Jan Kończak

POSIX

POSIX – the Portable Operating System Interface standard – apart from standardising shell and utilities, it also defines functions, macros, and external variables to support applications portability at the C-language source level.

POSIX specifies what should be present in the C standard libraries (e.g., stdio.h or stdlib.h), and also specifies user-level API to the operating system (those two do intersect).

Libraries required by POSIX are cleanly summarised at C POSIX library Wikipedia page.

The unistd.h library defines a number of basic constants and functions for interfacing the operating system.
The fcntl.h library defines constants and functions for file control.

Data types

POSIX defines certain data types that are usually fancy names for certain integer types.

For instance, ssize_t shall be used to store signed size of arbitrary data, pid_t shall be used to store process identifiers, uid_t shall be used for user identifiers, time_t shall be used for storing numbers of seconds etc.

Programmers shall use these types, even if they know that time_t (as well as ssize_t) is in fact a long int in the POSIX implementation they use.
This contributes to code portability and legibility.

Type system of C/C++ checks types after resolving typedefs, therefore variables of such 'types' won't even generate compiler warnings when used interchangeably.

Return value conventions

The majority of POSIX functions upon unsuccessful execution return -1 and set the errno variable accordingly to the failure reason.

To access the errno (error number) variable, one shall #include <errno.h>.
errno is a part of C standard (since 1989).
Possible values of errno after executing some function are explained in the function's documentation.
All standard values of errno are documented here.
---------------
TASKS FOR THIS EXERCISE -
1: In two sentences, what does the POSIX overview say?
2: Does each statement agree with the POSIX overview? Answer yes or no for each, quoting the words of the text that decide it.
(a) errno has been part of the C standard since 1989.
(b) Using variables of these POSIX types interchangeably makes the compiler issue warnings.
(c) The fcntl.h library defines constants and functions for file control.
3: Retype the part of the POSIX overview starting with "Jan Kończak" and going on through "C-language source level.".

SUPPLIED RECORDS -
---------------
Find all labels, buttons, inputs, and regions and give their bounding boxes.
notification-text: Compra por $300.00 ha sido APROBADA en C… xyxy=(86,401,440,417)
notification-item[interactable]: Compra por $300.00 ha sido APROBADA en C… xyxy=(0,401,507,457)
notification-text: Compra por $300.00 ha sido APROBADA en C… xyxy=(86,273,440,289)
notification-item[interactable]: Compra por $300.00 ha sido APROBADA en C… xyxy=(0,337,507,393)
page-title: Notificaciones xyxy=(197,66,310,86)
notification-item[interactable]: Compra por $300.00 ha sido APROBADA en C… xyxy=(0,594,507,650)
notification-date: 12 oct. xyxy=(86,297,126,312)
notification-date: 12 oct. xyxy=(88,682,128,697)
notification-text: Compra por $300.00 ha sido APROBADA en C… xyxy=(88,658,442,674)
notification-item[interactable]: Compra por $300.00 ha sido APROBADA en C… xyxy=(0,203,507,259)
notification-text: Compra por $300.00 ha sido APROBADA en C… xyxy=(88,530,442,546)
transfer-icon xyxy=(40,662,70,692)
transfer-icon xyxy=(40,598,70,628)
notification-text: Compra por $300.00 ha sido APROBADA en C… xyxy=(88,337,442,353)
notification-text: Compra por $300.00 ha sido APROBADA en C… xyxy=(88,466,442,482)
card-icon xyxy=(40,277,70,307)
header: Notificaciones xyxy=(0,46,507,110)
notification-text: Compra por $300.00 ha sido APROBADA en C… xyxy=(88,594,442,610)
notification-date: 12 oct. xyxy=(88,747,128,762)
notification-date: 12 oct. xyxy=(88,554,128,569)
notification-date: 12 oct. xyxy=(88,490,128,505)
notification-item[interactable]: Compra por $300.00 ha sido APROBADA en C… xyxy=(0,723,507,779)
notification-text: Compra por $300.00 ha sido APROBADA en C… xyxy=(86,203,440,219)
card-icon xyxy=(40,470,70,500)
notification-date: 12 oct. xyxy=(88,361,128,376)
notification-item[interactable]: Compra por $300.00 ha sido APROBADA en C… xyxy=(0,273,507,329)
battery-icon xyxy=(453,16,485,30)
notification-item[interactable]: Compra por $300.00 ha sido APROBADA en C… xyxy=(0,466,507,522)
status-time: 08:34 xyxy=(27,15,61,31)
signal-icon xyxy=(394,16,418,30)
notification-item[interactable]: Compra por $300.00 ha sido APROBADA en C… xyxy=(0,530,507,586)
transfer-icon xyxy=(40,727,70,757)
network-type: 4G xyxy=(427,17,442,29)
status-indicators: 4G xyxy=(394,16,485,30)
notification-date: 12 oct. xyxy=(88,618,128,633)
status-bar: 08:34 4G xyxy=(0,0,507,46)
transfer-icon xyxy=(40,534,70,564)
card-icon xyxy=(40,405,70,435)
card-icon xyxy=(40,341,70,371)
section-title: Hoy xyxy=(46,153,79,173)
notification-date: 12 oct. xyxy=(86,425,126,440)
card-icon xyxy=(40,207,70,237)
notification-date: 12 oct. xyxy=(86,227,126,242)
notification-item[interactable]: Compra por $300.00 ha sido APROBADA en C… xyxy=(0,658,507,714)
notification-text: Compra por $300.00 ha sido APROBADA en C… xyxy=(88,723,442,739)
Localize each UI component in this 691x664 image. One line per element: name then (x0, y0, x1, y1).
---------------
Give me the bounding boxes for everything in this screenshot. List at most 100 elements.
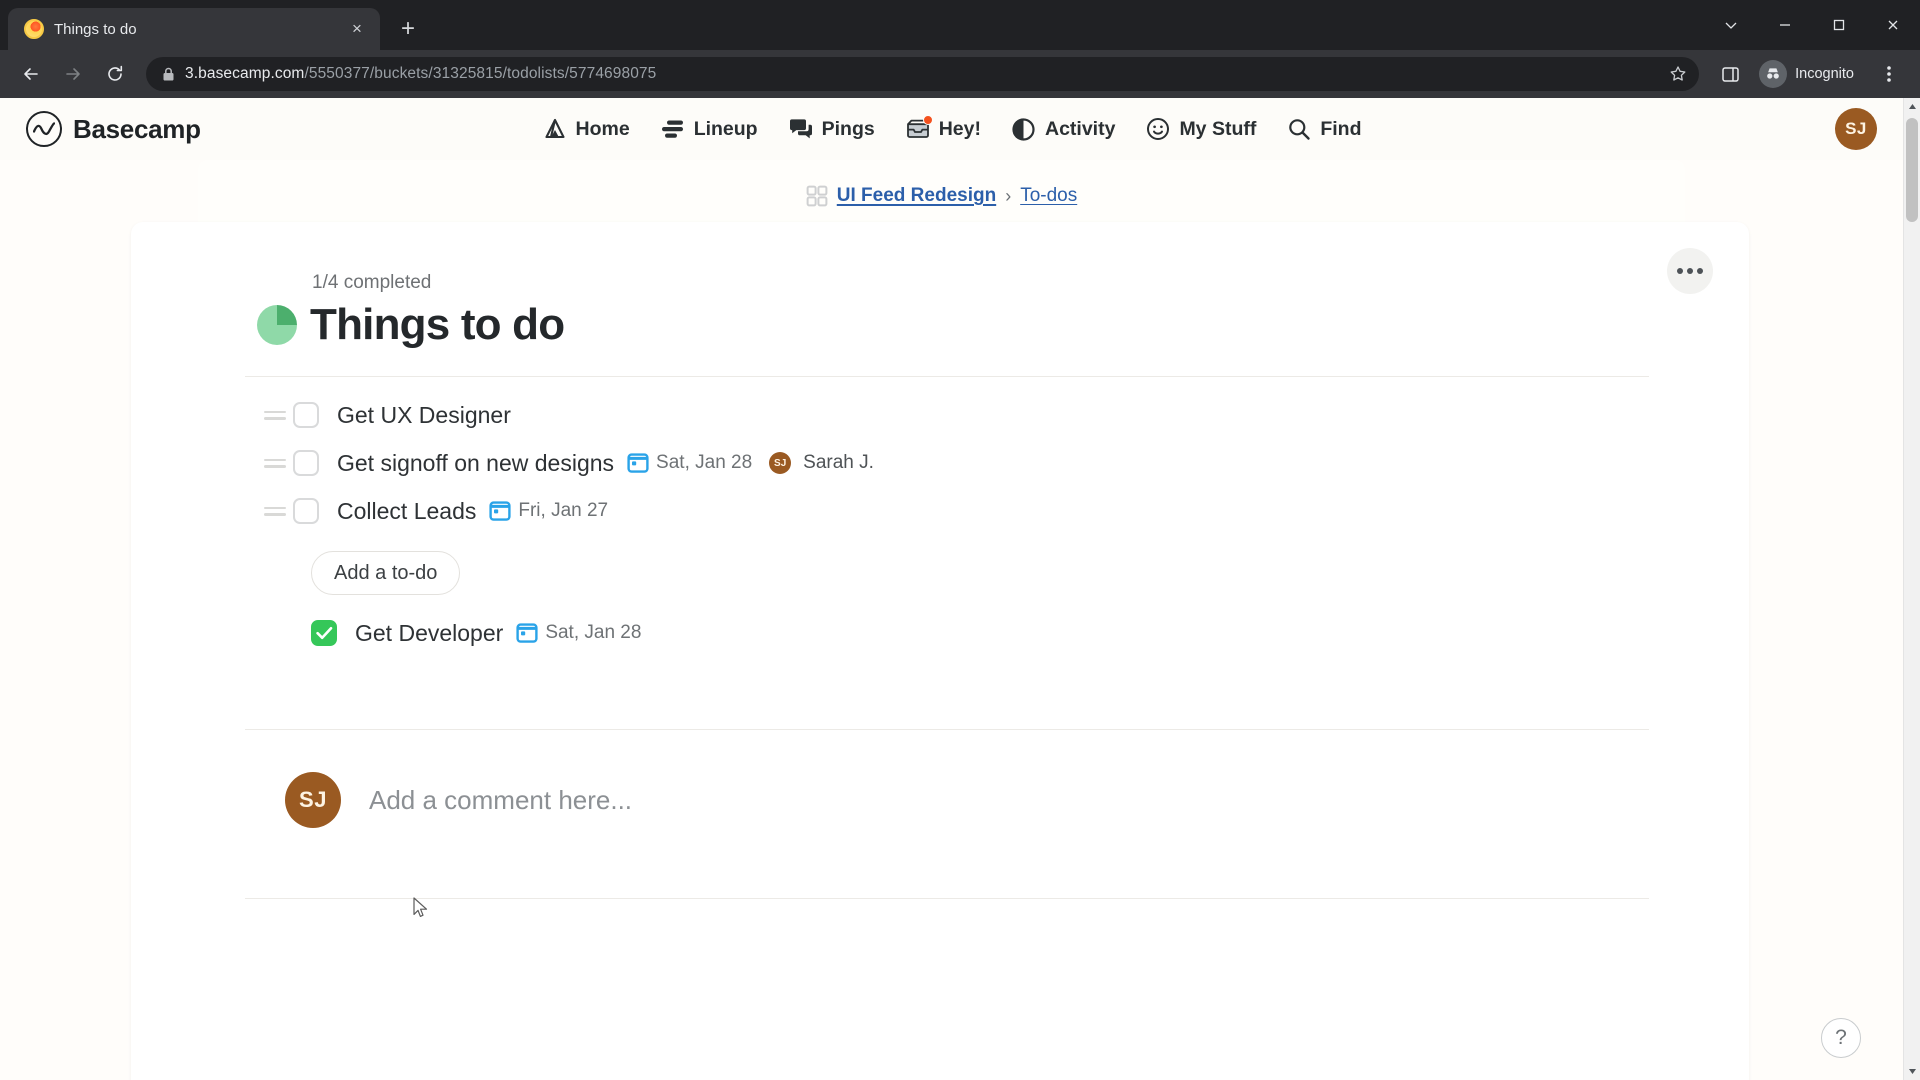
---------------
FINAL RESULTS -
1: POSIX standardizes shell and utilities and also defines functions, macros, external variables and data types such as pid_t and time_t, which programmers should use to keep C source code portable and legible. Most POSIX functions signal failure by returning -1 and setting errno, which is accessed by including errno.h and whose possible values are explained in each function's documentation.

2:
(a) Yes: "errno is a part of C standard (since 1989)."
(b) No: "variables of such 'types' won't even generate compiler warnings when used interchangeably."
(c) Yes: "The fcntl.h library defines constants and functions for file control."

3:
Jan Kończak

POSIX

POSIX – the Portable Operating System Interface standard – apart from standardising shell and utilities, it also defines functions, macros, and external variables to support applications portability at the C-language source level.